**INFORMATION PROVIDED**
▼
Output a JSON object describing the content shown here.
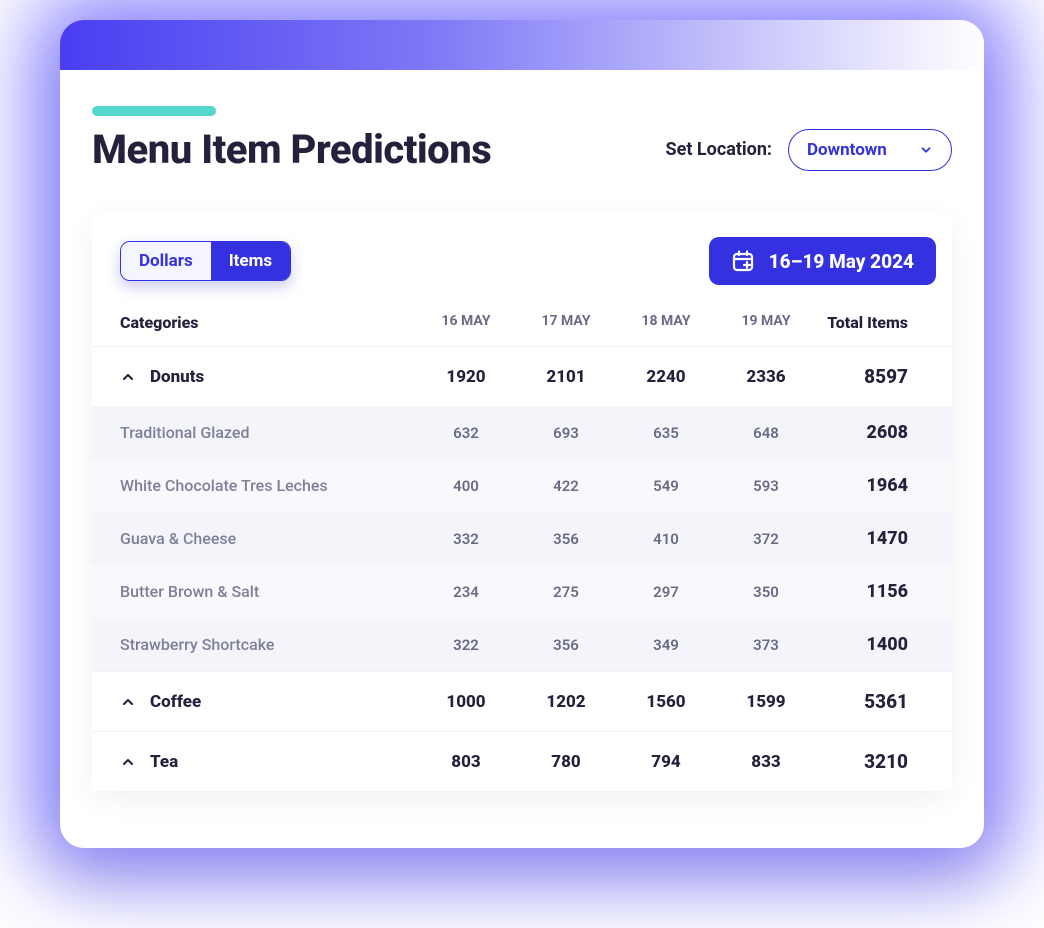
{
  "header": {
    "title": "Menu Item Predictions",
    "locationLabel": "Set Location:",
    "locationValue": "Downtown"
  },
  "controls": {
    "segment": {
      "dollars": "Dollars",
      "items": "Items"
    },
    "dateRange": "16–19 May 2024"
  },
  "table": {
    "head": {
      "categories": "Categories",
      "days": [
        "16 MAY",
        "17 MAY",
        "18 MAY",
        "19 MAY"
      ],
      "total": "Total Items"
    },
    "groups": [
      {
        "name": "Donuts",
        "days": [
          "1920",
          "2101",
          "2240",
          "2336"
        ],
        "total": "8597",
        "expanded": true,
        "items": [
          {
            "name": "Traditional Glazed",
            "days": [
              "632",
              "693",
              "635",
              "648"
            ],
            "total": "2608"
          },
          {
            "name": "White Chocolate Tres Leches",
            "days": [
              "400",
              "422",
              "549",
              "593"
            ],
            "total": "1964"
          },
          {
            "name": "Guava & Cheese",
            "days": [
              "332",
              "356",
              "410",
              "372"
            ],
            "total": "1470"
          },
          {
            "name": "Butter Brown & Salt",
            "days": [
              "234",
              "275",
              "297",
              "350"
            ],
            "total": "1156"
          },
          {
            "name": "Strawberry Shortcake",
            "days": [
              "322",
              "356",
              "349",
              "373"
            ],
            "total": "1400"
          }
        ]
      },
      {
        "name": "Coffee",
        "days": [
          "1000",
          "1202",
          "1560",
          "1599"
        ],
        "total": "5361",
        "expanded": false,
        "items": []
      },
      {
        "name": "Tea",
        "days": [
          "803",
          "780",
          "794",
          "833"
        ],
        "total": "3210",
        "expanded": false,
        "items": []
      }
    ]
  }
}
▲
**GIVEN PROBLEM**
Find the lines above that contain the word "name" and collect them.

**FINAL RESULT**
        "name": "Donuts",
            "name": "Traditional Glazed",
            "name": "White Chocolate Tres Leches",
            "name": "Guava & Cheese",
            "name": "Butter Brown & Salt",
            "name": "Strawberry Shortcake",
        "name": "Coffee",
        "name": "Tea",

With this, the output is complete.